== Exercise aim ==
Look through the data below and return each line where "JSON" appears.

··· Material for this exercise ···

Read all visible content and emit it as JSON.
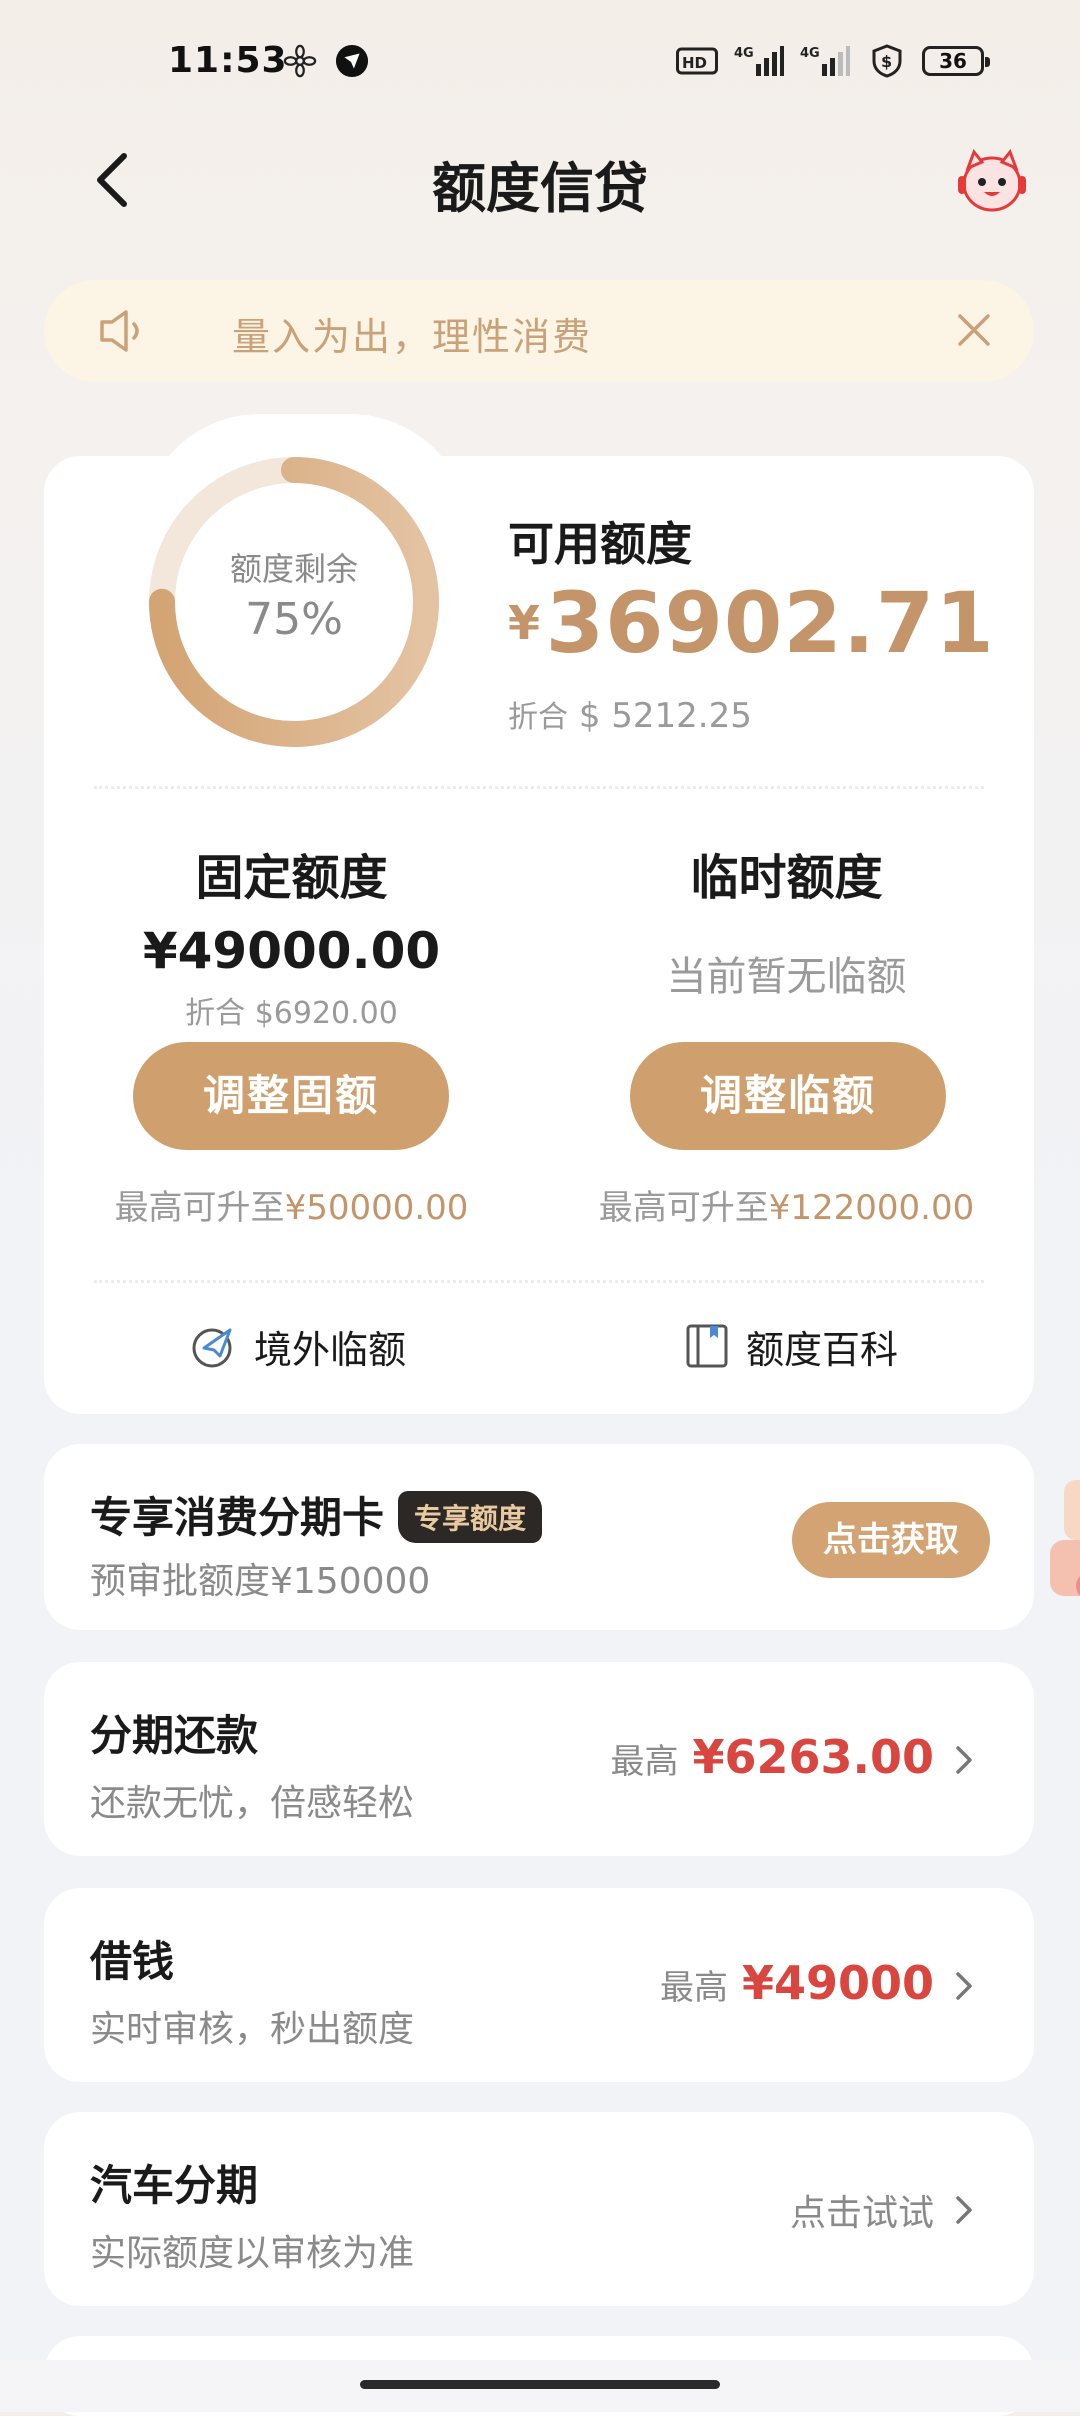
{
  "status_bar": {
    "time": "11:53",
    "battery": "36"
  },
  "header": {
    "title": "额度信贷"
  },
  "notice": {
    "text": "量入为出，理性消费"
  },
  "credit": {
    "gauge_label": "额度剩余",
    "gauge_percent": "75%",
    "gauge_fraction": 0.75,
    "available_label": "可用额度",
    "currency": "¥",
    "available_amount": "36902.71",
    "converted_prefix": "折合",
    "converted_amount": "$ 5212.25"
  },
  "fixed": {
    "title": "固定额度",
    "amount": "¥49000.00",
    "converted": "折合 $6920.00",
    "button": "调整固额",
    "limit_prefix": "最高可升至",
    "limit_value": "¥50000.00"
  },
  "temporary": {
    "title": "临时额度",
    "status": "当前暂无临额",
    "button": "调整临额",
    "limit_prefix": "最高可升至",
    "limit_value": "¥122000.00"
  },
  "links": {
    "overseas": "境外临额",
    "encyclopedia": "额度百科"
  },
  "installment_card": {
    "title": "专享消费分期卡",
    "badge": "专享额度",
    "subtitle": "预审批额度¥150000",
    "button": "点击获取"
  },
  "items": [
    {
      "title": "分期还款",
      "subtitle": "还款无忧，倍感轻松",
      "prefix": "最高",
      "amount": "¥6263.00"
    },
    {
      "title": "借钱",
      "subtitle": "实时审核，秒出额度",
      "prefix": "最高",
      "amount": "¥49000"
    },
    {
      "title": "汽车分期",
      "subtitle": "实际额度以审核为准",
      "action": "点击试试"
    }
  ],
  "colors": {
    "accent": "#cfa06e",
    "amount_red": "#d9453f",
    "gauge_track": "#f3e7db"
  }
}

···
··· Material for this exercise ···

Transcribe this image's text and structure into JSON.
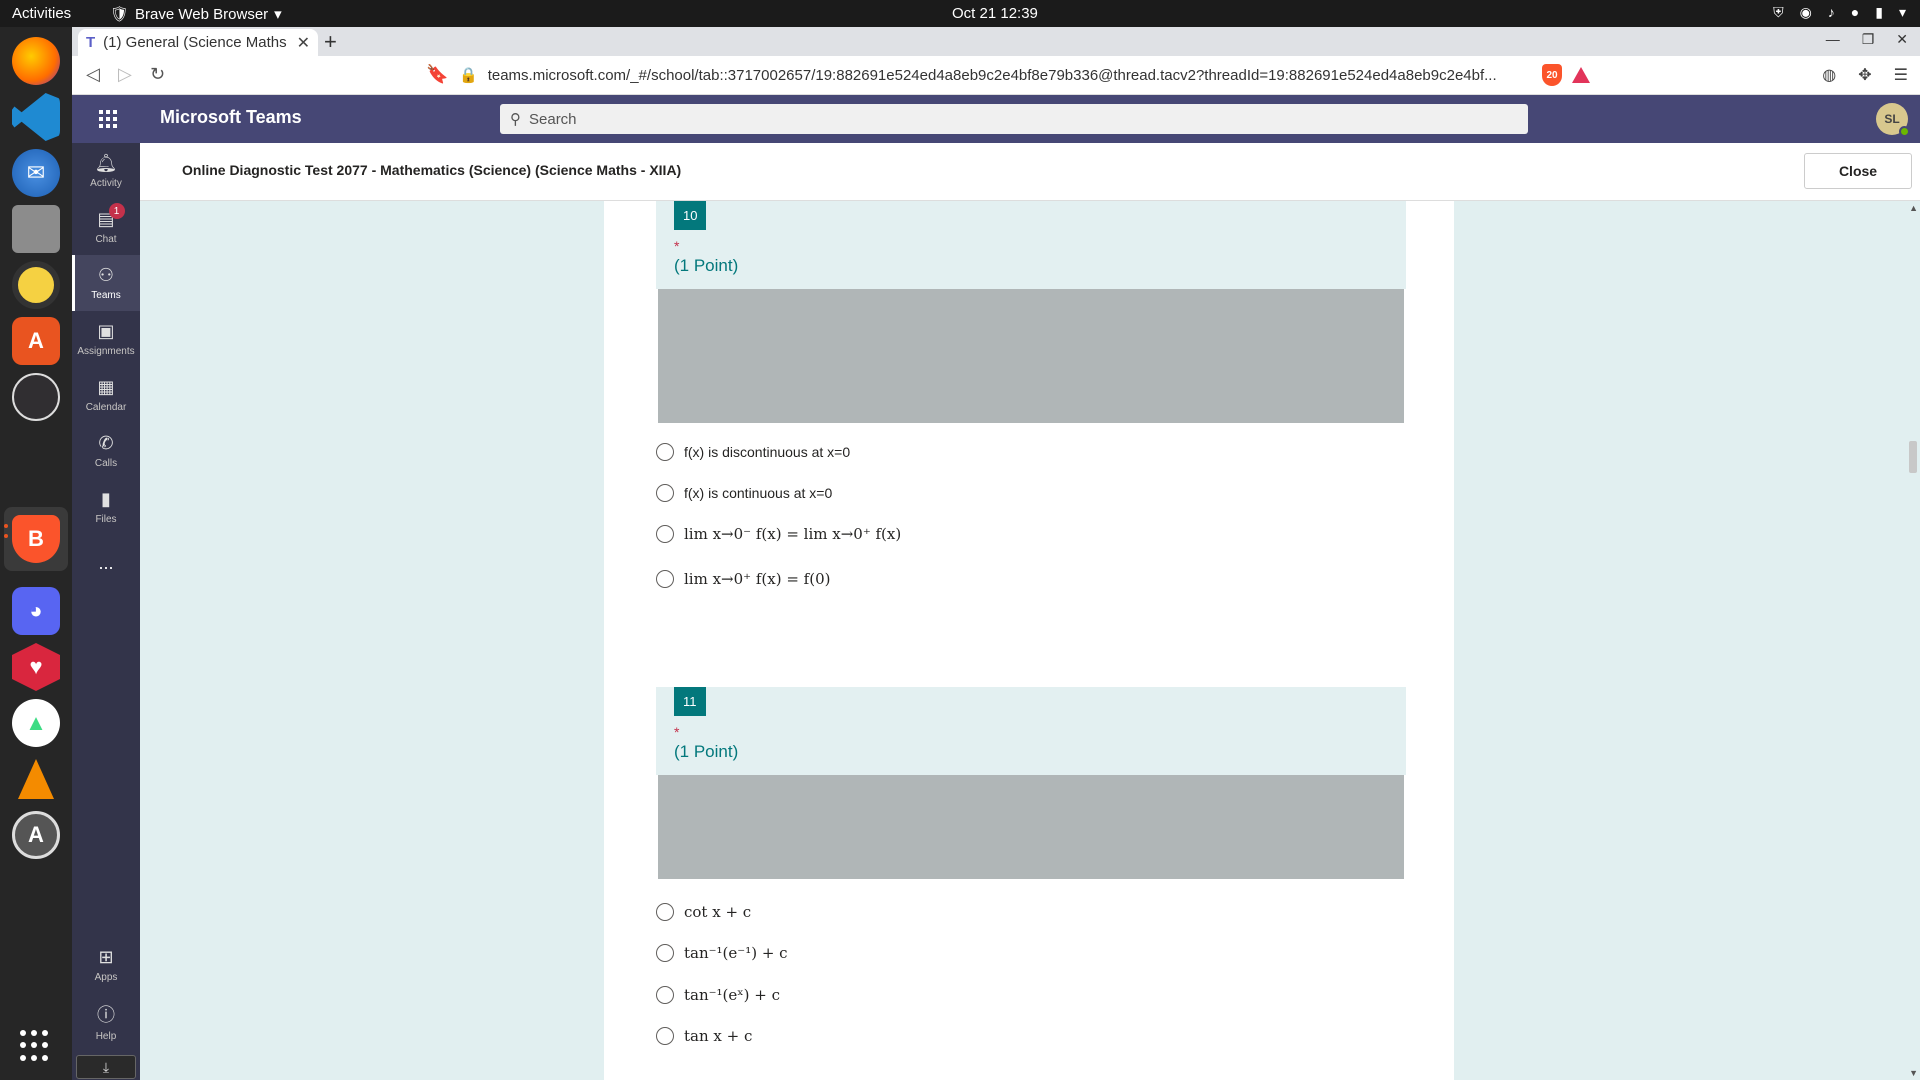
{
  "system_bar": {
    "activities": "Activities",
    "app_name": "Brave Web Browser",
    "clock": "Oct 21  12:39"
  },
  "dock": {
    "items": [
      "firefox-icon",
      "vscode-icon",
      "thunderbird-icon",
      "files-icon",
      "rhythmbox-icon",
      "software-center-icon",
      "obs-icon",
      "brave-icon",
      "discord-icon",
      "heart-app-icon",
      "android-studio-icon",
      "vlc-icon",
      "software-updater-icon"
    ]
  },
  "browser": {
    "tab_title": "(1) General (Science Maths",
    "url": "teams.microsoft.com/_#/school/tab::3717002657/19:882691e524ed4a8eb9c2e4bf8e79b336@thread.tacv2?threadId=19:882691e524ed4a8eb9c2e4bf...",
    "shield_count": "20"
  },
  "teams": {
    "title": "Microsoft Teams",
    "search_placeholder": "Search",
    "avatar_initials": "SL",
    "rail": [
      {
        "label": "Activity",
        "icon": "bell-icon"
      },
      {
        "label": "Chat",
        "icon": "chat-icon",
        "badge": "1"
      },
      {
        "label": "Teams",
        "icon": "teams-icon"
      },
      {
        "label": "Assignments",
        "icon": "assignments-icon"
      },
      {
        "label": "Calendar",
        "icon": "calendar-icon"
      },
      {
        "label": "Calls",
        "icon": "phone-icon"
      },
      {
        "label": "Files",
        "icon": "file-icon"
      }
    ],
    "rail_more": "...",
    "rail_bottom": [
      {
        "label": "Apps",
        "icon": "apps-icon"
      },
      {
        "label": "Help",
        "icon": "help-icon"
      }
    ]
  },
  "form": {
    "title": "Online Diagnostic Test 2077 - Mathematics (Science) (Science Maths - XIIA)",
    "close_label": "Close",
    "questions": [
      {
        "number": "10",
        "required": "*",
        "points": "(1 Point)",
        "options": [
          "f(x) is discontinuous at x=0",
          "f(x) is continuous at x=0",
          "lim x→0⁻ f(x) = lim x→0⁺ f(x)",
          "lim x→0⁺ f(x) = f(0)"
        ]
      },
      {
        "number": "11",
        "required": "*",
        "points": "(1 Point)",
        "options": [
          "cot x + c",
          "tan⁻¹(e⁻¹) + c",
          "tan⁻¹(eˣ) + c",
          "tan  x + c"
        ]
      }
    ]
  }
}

···

== Task result ==
Read all visible content and emit it as JSON.
Transcribe this image's text and structure into JSON.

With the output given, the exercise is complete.